═════ 本文 ═════
シーズン後半は予選での好位置獲得を意識したクルマ作りに着手、表彰台に絡む戦いを目指してきただけに、なんとしても予選から躍進を見せたいところだ。なお、前日の土曜日には午前、午後と各1時間の走行時間が用意され、その中で精力的に走り込みを進める一方、チームでは翌日の戦いに向けて入念にセットアップ等の確認を行なっている。

ついに最終決戦の幕が上がった日曜日の富士。前日は薄曇りの天気となり、セッション中の気温も4?6度、路面温度も3~6度と冬そのもののコンディションだったが、迎えたノックアウト予選開始時の気温は7度、路面温度は10度となり、冷たい風は吹いてはいたが穏やかな日差しに恵まれ、うっすらと雪化粧した霊峰富士もきれいな姿を披露した。

サポートレースの遅延によって開始時間が10分遅れ、午前9時55分からノックアウト予選がスタート。今回もQ1はA、Bの二組に分けて行われ、KONDO RACINGではA組にフェネストラズ選手、B組に山下選手が出走した。今回も前回の鈴鹿大会同様に、タイヤウォーマーでのタイヤの温めが可能となる中、各チームは創意工夫をこらしてベストコンディションでのタイムアタックに挑んでいく。
═════
> 課題一覧
(a) 富士での予選を伝える本文によると、KONDO RACINGからQ1のA組に出走したのは誰ですか。
(b) 富士での最終決戦に関する本文を、2文で要約してください。
(c) 富士での最終決戦の予選を伝える本文を、最後の文の続きから書き進めてください。
ここから続く項目は、本文とは別個の資料です。
═════ 与えられた情報 ═════
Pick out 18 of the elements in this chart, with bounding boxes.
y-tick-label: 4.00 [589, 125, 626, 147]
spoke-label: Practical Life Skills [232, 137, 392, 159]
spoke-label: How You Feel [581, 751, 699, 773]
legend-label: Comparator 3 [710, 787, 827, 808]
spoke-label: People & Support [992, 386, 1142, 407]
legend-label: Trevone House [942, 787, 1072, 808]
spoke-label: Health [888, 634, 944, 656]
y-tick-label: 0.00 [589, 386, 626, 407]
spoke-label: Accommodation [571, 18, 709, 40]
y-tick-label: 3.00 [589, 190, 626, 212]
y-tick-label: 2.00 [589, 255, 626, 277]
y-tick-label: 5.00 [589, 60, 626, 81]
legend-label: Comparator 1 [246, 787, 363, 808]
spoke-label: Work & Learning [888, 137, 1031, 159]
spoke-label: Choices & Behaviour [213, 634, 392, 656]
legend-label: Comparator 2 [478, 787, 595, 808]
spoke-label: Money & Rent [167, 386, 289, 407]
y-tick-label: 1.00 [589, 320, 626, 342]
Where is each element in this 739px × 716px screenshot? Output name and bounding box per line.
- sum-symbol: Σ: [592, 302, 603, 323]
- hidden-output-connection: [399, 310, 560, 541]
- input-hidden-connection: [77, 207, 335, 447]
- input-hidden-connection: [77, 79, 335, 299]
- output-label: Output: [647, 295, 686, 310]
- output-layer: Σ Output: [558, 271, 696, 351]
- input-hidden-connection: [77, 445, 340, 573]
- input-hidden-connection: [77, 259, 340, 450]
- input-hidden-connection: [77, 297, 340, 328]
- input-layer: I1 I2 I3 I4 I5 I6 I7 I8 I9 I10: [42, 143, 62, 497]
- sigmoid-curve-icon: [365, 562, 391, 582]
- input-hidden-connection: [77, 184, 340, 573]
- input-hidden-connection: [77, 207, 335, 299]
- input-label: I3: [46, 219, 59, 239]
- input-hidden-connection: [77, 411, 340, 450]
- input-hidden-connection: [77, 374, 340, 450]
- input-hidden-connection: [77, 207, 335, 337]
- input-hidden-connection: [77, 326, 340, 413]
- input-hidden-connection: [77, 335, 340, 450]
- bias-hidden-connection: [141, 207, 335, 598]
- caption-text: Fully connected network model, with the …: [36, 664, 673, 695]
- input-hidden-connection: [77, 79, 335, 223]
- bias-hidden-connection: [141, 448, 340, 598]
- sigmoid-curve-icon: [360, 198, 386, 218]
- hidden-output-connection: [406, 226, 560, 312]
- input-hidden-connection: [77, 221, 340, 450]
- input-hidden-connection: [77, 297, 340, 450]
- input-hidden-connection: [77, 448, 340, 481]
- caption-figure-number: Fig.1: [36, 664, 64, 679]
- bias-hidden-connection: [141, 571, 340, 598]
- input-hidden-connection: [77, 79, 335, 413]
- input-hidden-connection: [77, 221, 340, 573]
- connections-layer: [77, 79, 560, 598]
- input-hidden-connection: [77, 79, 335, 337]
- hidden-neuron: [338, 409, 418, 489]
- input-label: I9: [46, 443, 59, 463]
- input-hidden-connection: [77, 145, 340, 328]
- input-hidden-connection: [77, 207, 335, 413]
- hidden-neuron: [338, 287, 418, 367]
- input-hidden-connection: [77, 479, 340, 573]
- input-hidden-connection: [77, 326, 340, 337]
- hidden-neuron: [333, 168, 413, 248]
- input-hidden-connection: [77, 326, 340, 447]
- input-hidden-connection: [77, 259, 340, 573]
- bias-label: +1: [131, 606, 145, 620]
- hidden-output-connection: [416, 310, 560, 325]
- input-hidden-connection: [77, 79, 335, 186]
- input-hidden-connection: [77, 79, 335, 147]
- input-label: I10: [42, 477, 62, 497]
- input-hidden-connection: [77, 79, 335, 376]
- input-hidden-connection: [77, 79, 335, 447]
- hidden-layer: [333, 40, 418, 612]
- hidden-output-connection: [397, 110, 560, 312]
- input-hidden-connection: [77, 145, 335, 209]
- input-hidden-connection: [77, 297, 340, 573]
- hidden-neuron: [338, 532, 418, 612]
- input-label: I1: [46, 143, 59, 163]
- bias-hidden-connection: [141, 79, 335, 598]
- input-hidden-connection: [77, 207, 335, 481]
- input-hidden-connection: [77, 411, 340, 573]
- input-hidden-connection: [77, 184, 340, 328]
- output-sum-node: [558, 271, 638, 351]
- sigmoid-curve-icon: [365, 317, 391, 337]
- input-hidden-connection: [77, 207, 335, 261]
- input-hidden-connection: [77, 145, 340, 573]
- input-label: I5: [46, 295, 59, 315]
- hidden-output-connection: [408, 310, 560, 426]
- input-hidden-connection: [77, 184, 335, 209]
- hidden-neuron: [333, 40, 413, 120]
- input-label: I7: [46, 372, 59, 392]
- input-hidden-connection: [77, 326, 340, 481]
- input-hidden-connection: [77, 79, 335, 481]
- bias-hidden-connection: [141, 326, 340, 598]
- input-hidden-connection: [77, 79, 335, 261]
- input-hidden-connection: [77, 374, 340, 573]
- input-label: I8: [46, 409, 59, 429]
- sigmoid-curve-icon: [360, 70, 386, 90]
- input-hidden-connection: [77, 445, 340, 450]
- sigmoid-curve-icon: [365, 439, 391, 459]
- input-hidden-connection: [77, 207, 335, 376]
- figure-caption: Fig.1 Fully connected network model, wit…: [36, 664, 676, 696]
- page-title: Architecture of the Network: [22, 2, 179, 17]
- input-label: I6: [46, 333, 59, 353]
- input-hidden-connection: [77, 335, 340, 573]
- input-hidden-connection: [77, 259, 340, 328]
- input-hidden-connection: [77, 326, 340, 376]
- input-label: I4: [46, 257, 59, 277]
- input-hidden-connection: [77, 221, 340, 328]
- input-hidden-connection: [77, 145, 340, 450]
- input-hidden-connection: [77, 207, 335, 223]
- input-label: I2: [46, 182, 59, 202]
═════
> 期待される解答
(a) フェネストラズ選手です。

(b) 日曜日の富士は、前日の冬そのものの寒さに対し、ノックアウト予選開始時には気温7度、路面温度10度となり、穏やかな日差しに恵まれた。予選はサポートレースの遅延により10分遅れの午前9時55分に始まり、KONDO RACINGはQ1のA組にフェネストラズ選手、B組に山下選手を出走させた。

(c)
まずA組に出走したフェネストラズ選手は、さっそくニュータイヤを装着してコースインしたが、タイヤや路面のコンディションを確認すると一旦ピットに戻った。その後、タイミングを見計らってコースに向かい、アタックを開始。計測2周目に1分21秒579のタイムを刻んで6番手につけると、もう1周アタックへ。結果、さらにタイムアップを果たして1分21秒466をマーク。5位でQ2進出を果たす。一方、B組出走の山下選手もフェネストラズ選手同様にアウトラップのみでピットへ。しばし待機して状況を見極め、改めてコースに向かった。そしてしっかりとタイヤを温めると、計測3周目のワンラップアタックで6番手となる1分21秒158をマーク。Q1突破を決めた。

迎えたQ2。出走14台のうち、上位8台がQ3へと駒を進めることができる。このセッションでは、フェネストラズ選手が先にピットを離れ、コースを1周してピットイン。しばし時間を置いて改めてコースへと向かった。ゆっくりとアウトラップを行い、計測2、3周目にアタックに入ると1分21秒298、1分21秒389のタイムをマークする。一方、山下選手は残り5分になるまでピットを離れず、満を持してアタックへ。計測3周目のワンラップに賭け、1分21秒311のタイムを刻む。だが、Q3進出のボーダーラインは1分20秒9。結果、両選手ともQ3進出には至らず、フェネストラズ選手は13位、山下選手が14位で予選を終了。両選手のタイムは従来のコースレコードを更新する速さではあったが、スーパーフォーミュラならではの1000分の1秒を競う”僅差の壁”に拒まれる結果となった。

午後を迎えた富士スピードウェイ。気温9℃、路面温度13℃のコンディションで40周の戦いがついに幕を開けた。フォーメーションラップ2周後のスタートでクリアスタートを切ったKONDO RACINGの2台。フェネストラズ選手は11位で、そして絶妙のタイミングでポジションアップに成功した山下選手は9位でオープニングラップを終える。だが2周目、山下選手は後方の車両に逆転されて10位に。すかさず猛追を始めた山下選手だったが、接近戦を続けるとダウンフォースが乱れてペースよく走れないこともあり、思うようなライン取りができないまま周回を重ねることとなった。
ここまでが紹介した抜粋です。